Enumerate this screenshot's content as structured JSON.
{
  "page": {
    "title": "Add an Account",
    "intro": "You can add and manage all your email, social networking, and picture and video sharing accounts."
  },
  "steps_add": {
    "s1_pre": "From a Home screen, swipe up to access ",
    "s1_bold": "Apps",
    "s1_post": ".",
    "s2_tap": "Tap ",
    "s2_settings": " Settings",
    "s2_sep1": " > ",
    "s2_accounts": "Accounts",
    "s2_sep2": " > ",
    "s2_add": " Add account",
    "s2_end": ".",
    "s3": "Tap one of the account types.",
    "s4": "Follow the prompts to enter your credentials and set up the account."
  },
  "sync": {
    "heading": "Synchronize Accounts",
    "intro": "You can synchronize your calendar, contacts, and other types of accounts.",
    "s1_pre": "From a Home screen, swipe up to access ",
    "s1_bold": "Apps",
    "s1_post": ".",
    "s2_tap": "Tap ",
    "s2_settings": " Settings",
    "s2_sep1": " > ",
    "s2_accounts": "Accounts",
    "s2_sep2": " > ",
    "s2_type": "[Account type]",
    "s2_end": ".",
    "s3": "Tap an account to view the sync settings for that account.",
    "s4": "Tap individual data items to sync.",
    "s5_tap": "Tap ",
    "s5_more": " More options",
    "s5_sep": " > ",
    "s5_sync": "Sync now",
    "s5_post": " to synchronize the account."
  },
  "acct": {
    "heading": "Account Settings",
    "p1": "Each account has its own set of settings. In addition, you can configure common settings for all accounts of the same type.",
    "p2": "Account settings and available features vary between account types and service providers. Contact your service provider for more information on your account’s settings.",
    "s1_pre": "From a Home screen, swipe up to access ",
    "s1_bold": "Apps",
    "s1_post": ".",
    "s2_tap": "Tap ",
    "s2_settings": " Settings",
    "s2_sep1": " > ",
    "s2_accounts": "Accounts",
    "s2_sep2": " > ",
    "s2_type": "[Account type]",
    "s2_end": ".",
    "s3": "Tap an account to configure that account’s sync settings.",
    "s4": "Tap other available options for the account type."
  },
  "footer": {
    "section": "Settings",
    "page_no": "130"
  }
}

→ **WRITTEN INSTRUCTION**:
Type the material above out again, exactly.

→ **RESULT FOR THIS TASK**:
Enumerate this screenshot's content as structured JSON.
{
  "page": {
    "title": "Add an Account",
    "intro": "You can add and manage all your email, social networking, and picture and video sharing accounts."
  },
  "steps_add": {
    "s1_pre": "From a Home screen, swipe up to access ",
    "s1_bold": "Apps",
    "s1_post": ".",
    "s2_tap": "Tap ",
    "s2_settings": " Settings",
    "s2_sep1": " > ",
    "s2_accounts": "Accounts",
    "s2_sep2": " > ",
    "s2_add": " Add account",
    "s2_end": ".",
    "s3": "Tap one of the account types.",
    "s4": "Follow the prompts to enter your credentials and set up the account."
  },
  "sync": {
    "heading": "Synchronize Accounts",
    "intro": "You can synchronize your calendar, contacts, and other types of accounts.",
    "s1_pre": "From a Home screen, swipe up to access ",
    "s1_bold": "Apps",
    "s1_post": ".",
    "s2_tap": "Tap ",
    "s2_settings": " Settings",
    "s2_sep1": " > ",
    "s2_accounts": "Accounts",
    "s2_sep2": " > ",
    "s2_type": "[Account type]",
    "s2_end": ".",
    "s3": "Tap an account to view the sync settings for that account.",
    "s4": "Tap individual data items to sync.",
    "s5_tap": "Tap ",
    "s5_more": " More options",
    "s5_sep": " > ",
    "s5_sync": "Sync now",
    "s5_post": " to synchronize the account."
  },
  "acct": {
    "heading": "Account Settings",
    "p1": "Each account has its own set of settings. In addition, you can configure common settings for all accounts of the same type.",
    "p2": "Account settings and available features vary between account types and service providers. Contact your service provider for more information on your account’s settings.",
    "s1_pre": "From a Home screen, swipe up to access ",
    "s1_bold": "Apps",
    "s1_post": ".",
    "s2_tap": "Tap ",
    "s2_settings": " Settings",
    "s2_sep1": " > ",
    "s2_accounts": "Accounts",
    "s2_sep2": " > ",
    "s2_type": "[Account type]",
    "s2_end": ".",
    "s3": "Tap an account to configure that account’s sync settings.",
    "s4": "Tap other available options for the account type."
  },
  "footer": {
    "section": "Settings",
    "page_no": "130"
  }
}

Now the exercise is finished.